§ **EXERCISE GOAL**
Identify all lines of the data containing the string "атрибут" and copy them.

§ **EXCERPTED RECORDS**

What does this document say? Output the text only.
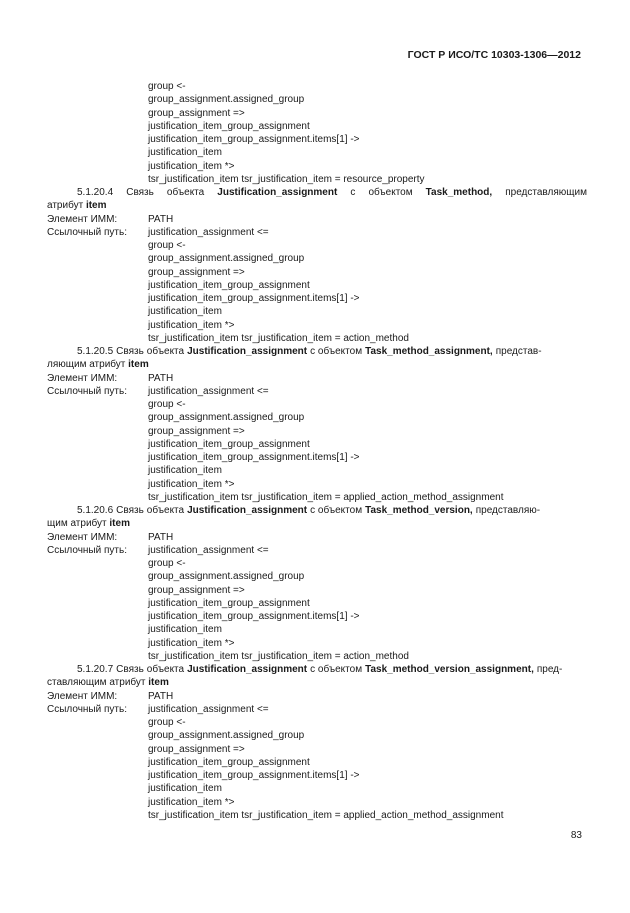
ГОСТ Р ИСО/ТС 10303-1306—2012
group <-
group_assignment.assigned_group
group_assignment =>
justification_item_group_assignment
justification_item_group_assignment.items[1] ->
justification_item
justification_item *>
tsr_justification_item tsr_justification_item = resource_property
5.1.20.4 Связь объекта Justification_assignment с объектом Task_method, представляющим
атрибут item
Элемент ИММ:	PATH
Ссылочный путь:	justification_assignment <=
group <-
group_assignment.assigned_group
group_assignment =>
justification_item_group_assignment
justification_item_group_assignment.items[1] ->
justification_item
justification_item *>
tsr_justification_item tsr_justification_item = action_method
5.1.20.5 Связь объекта Justification_assignment с объектом Task_method_assignment, представ-
ляющим атрибут item
Элемент ИММ:	PATH
Ссылочный путь:	justification_assignment <=
group <-
group_assignment.assigned_group
group_assignment =>
justification_item_group_assignment
justification_item_group_assignment.items[1] ->
justification_item
justification_item *>
tsr_justification_item tsr_justification_item = applied_action_method_assignment
5.1.20.6 Связь объекта Justification_assignment с объектом Task_method_version, представляю-
щим атрибут item
Элемент ИММ:	PATH
Ссылочный путь:	justification_assignment <=
group <-
group_assignment.assigned_group
group_assignment =>
justification_item_group_assignment
justification_item_group_assignment.items[1] ->
justification_item
justification_item *>
tsr_justification_item tsr_justification_item = action_method
5.1.20.7 Связь объекта Justification_assignment с объектом Task_method_version_assignment, пред-
ставляющим атрибут item
Элемент ИММ:	PATH
Ссылочный путь:	justification_assignment <=
group <-
group_assignment.assigned_group
group_assignment =>
justification_item_group_assignment
justification_item_group_assignment.items[1] ->
justification_item
justification_item *>
tsr_justification_item tsr_justification_item = applied_action_method_assignment
83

§ **OUTPUT OF THE TASK**
атрибут item
ляющим атрибут item
щим атрибут item
ставляющим атрибут item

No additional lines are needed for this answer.